WRITTEN REQUEST: Restate the data exactly as given and keep the pictures out.

GIVEN DATA:
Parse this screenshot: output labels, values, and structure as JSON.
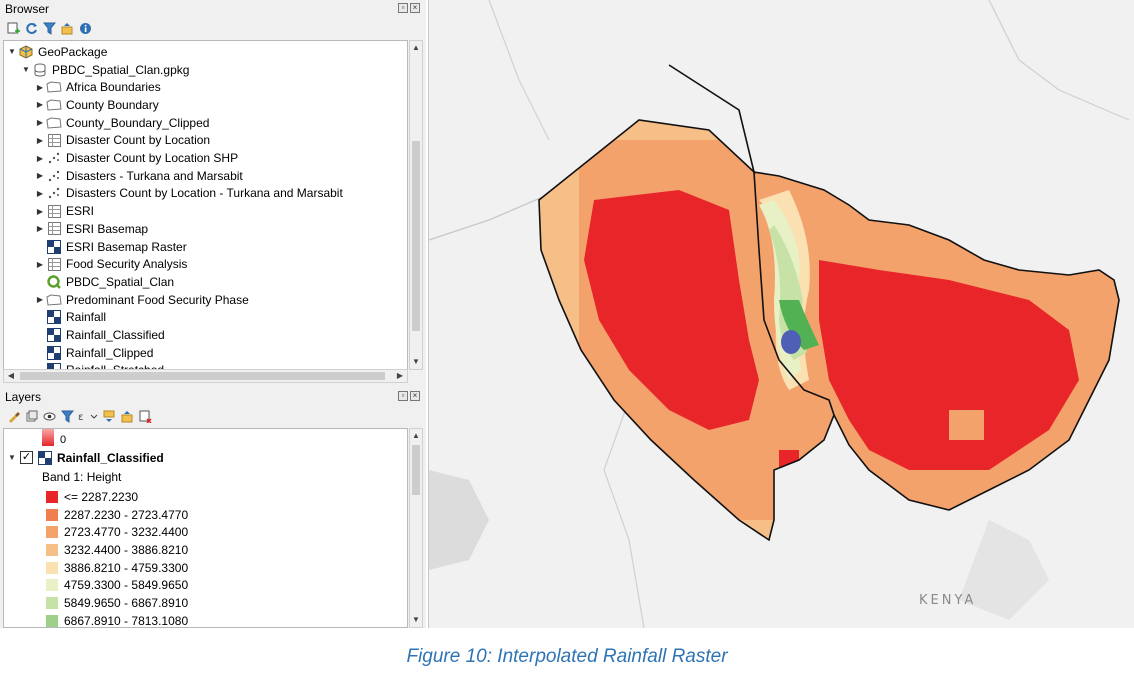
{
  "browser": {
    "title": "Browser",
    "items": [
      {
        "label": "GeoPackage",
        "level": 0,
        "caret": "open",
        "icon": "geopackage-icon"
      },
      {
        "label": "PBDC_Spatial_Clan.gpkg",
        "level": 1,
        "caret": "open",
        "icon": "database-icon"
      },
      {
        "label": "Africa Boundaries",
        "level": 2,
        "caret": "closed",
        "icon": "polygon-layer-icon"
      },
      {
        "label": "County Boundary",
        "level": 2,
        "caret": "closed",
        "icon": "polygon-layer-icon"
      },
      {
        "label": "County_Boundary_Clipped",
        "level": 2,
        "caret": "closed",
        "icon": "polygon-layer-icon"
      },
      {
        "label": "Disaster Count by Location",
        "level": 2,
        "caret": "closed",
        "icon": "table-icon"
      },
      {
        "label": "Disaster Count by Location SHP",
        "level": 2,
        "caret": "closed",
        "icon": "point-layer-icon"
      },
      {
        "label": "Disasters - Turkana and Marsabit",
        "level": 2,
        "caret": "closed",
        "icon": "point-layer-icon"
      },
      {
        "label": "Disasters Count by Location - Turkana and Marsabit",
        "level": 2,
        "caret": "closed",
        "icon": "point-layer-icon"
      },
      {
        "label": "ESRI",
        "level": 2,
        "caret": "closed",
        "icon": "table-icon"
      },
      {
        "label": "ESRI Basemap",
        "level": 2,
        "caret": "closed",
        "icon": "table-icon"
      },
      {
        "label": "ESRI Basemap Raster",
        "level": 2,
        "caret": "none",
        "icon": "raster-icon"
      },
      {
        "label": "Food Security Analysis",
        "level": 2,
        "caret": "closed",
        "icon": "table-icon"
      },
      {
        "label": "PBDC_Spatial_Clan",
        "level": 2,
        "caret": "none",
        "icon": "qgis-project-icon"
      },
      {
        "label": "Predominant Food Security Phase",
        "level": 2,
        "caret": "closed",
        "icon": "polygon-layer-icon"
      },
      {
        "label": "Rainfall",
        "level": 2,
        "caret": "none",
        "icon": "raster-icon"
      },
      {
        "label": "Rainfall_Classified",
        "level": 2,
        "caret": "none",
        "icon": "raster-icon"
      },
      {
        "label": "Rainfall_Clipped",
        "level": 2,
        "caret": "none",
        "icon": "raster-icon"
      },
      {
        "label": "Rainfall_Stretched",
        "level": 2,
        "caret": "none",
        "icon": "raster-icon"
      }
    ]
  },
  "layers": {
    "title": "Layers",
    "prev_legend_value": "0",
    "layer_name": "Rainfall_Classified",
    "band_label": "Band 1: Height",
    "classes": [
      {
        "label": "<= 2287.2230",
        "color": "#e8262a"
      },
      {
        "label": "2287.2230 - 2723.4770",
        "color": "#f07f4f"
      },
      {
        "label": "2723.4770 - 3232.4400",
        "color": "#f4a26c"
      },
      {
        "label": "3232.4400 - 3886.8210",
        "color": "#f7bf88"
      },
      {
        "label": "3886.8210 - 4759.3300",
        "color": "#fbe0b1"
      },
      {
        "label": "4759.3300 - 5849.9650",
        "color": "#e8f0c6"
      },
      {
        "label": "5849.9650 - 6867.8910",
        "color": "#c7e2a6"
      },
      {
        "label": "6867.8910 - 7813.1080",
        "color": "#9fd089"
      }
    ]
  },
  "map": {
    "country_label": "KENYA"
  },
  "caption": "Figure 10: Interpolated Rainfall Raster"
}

EXERCISE ANSWER:
Parse this screenshot: output labels, values, and structure as JSON.
{
  "browser": {
    "title": "Browser",
    "items": [
      {
        "label": "GeoPackage",
        "level": 0,
        "caret": "open",
        "icon": "geopackage-icon"
      },
      {
        "label": "PBDC_Spatial_Clan.gpkg",
        "level": 1,
        "caret": "open",
        "icon": "database-icon"
      },
      {
        "label": "Africa Boundaries",
        "level": 2,
        "caret": "closed",
        "icon": "polygon-layer-icon"
      },
      {
        "label": "County Boundary",
        "level": 2,
        "caret": "closed",
        "icon": "polygon-layer-icon"
      },
      {
        "label": "County_Boundary_Clipped",
        "level": 2,
        "caret": "closed",
        "icon": "polygon-layer-icon"
      },
      {
        "label": "Disaster Count by Location",
        "level": 2,
        "caret": "closed",
        "icon": "table-icon"
      },
      {
        "label": "Disaster Count by Location SHP",
        "level": 2,
        "caret": "closed",
        "icon": "point-layer-icon"
      },
      {
        "label": "Disasters - Turkana and Marsabit",
        "level": 2,
        "caret": "closed",
        "icon": "point-layer-icon"
      },
      {
        "label": "Disasters Count by Location - Turkana and Marsabit",
        "level": 2,
        "caret": "closed",
        "icon": "point-layer-icon"
      },
      {
        "label": "ESRI",
        "level": 2,
        "caret": "closed",
        "icon": "table-icon"
      },
      {
        "label": "ESRI Basemap",
        "level": 2,
        "caret": "closed",
        "icon": "table-icon"
      },
      {
        "label": "ESRI Basemap Raster",
        "level": 2,
        "caret": "none",
        "icon": "raster-icon"
      },
      {
        "label": "Food Security Analysis",
        "level": 2,
        "caret": "closed",
        "icon": "table-icon"
      },
      {
        "label": "PBDC_Spatial_Clan",
        "level": 2,
        "caret": "none",
        "icon": "qgis-project-icon"
      },
      {
        "label": "Predominant Food Security Phase",
        "level": 2,
        "caret": "closed",
        "icon": "polygon-layer-icon"
      },
      {
        "label": "Rainfall",
        "level": 2,
        "caret": "none",
        "icon": "raster-icon"
      },
      {
        "label": "Rainfall_Classified",
        "level": 2,
        "caret": "none",
        "icon": "raster-icon"
      },
      {
        "label": "Rainfall_Clipped",
        "level": 2,
        "caret": "none",
        "icon": "raster-icon"
      },
      {
        "label": "Rainfall_Stretched",
        "level": 2,
        "caret": "none",
        "icon": "raster-icon"
      }
    ]
  },
  "layers": {
    "title": "Layers",
    "prev_legend_value": "0",
    "layer_name": "Rainfall_Classified",
    "band_label": "Band 1: Height",
    "classes": [
      {
        "label": "<= 2287.2230",
        "color": "#e8262a"
      },
      {
        "label": "2287.2230 - 2723.4770",
        "color": "#f07f4f"
      },
      {
        "label": "2723.4770 - 3232.4400",
        "color": "#f4a26c"
      },
      {
        "label": "3232.4400 - 3886.8210",
        "color": "#f7bf88"
      },
      {
        "label": "3886.8210 - 4759.3300",
        "color": "#fbe0b1"
      },
      {
        "label": "4759.3300 - 5849.9650",
        "color": "#e8f0c6"
      },
      {
        "label": "5849.9650 - 6867.8910",
        "color": "#c7e2a6"
      },
      {
        "label": "6867.8910 - 7813.1080",
        "color": "#9fd089"
      }
    ]
  },
  "map": {
    "country_label": "KENYA"
  },
  "caption": "Figure 10: Interpolated Rainfall Raster"
}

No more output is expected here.